▸ **Figure data in JSON**:
start
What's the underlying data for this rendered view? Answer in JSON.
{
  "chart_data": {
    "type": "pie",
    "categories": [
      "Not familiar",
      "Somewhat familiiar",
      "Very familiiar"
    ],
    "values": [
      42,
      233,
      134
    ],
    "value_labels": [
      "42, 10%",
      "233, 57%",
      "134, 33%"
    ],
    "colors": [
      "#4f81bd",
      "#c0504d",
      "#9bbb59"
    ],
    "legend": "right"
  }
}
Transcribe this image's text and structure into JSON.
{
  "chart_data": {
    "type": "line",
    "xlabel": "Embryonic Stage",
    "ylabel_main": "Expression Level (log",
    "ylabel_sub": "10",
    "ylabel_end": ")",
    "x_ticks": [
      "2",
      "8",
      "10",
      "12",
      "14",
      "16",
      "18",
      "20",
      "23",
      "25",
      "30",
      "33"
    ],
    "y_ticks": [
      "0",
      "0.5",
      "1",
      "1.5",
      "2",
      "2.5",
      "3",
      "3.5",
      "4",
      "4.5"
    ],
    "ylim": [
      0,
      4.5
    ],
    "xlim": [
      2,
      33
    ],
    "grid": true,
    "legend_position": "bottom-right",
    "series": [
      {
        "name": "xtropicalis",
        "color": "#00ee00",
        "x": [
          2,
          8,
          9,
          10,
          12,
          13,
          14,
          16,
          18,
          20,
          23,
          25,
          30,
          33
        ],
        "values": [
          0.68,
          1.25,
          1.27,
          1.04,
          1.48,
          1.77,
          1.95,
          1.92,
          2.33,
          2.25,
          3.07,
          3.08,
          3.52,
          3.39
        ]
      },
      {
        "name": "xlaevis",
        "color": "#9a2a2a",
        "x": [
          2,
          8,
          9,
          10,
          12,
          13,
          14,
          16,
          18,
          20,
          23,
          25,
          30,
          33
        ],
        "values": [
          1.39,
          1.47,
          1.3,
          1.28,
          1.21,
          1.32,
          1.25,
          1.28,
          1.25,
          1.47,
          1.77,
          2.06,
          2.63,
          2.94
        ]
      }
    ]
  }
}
end
▸ **Requirements**:
Every line of the data above should be reproduced word for word.

▸ **Response**:
What's the underlying data for this rendered view? Answer in JSON.
{
  "chart_data": {
    "type": "pie",
    "categories": [
      "Not familiar",
      "Somewhat familiiar",
      "Very familiiar"
    ],
    "values": [
      42,
      233,
      134
    ],
    "value_labels": [
      "42, 10%",
      "233, 57%",
      "134, 33%"
    ],
    "colors": [
      "#4f81bd",
      "#c0504d",
      "#9bbb59"
    ],
    "legend": "right"
  }
}
Transcribe this image's text and structure into JSON.
{
  "chart_data": {
    "type": "line",
    "xlabel": "Embryonic Stage",
    "ylabel_main": "Expression Level (log",
    "ylabel_sub": "10",
    "ylabel_end": ")",
    "x_ticks": [
      "2",
      "8",
      "10",
      "12",
      "14",
      "16",
      "18",
      "20",
      "23",
      "25",
      "30",
      "33"
    ],
    "y_ticks": [
      "0",
      "0.5",
      "1",
      "1.5",
      "2",
      "2.5",
      "3",
      "3.5",
      "4",
      "4.5"
    ],
    "ylim": [
      0,
      4.5
    ],
    "xlim": [
      2,
      33
    ],
    "grid": true,
    "legend_position": "bottom-right",
    "series": [
      {
        "name": "xtropicalis",
        "color": "#00ee00",
        "x": [
          2,
          8,
          9,
          10,
          12,
          13,
          14,
          16,
          18,
          20,
          23,
          25,
          30,
          33
        ],
        "values": [
          0.68,
          1.25,
          1.27,
          1.04,
          1.48,
          1.77,
          1.95,
          1.92,
          2.33,
          2.25,
          3.07,
          3.08,
          3.52,
          3.39
        ]
      },
      {
        "name": "xlaevis",
        "color": "#9a2a2a",
        "x": [
          2,
          8,
          9,
          10,
          12,
          13,
          14,
          16,
          18,
          20,
          23,
          25,
          30,
          33
        ],
        "values": [
          1.39,
          1.47,
          1.3,
          1.28,
          1.21,
          1.32,
          1.25,
          1.28,
          1.25,
          1.47,
          1.77,
          2.06,
          2.63,
          2.94
        ]
      }
    ]
  }
}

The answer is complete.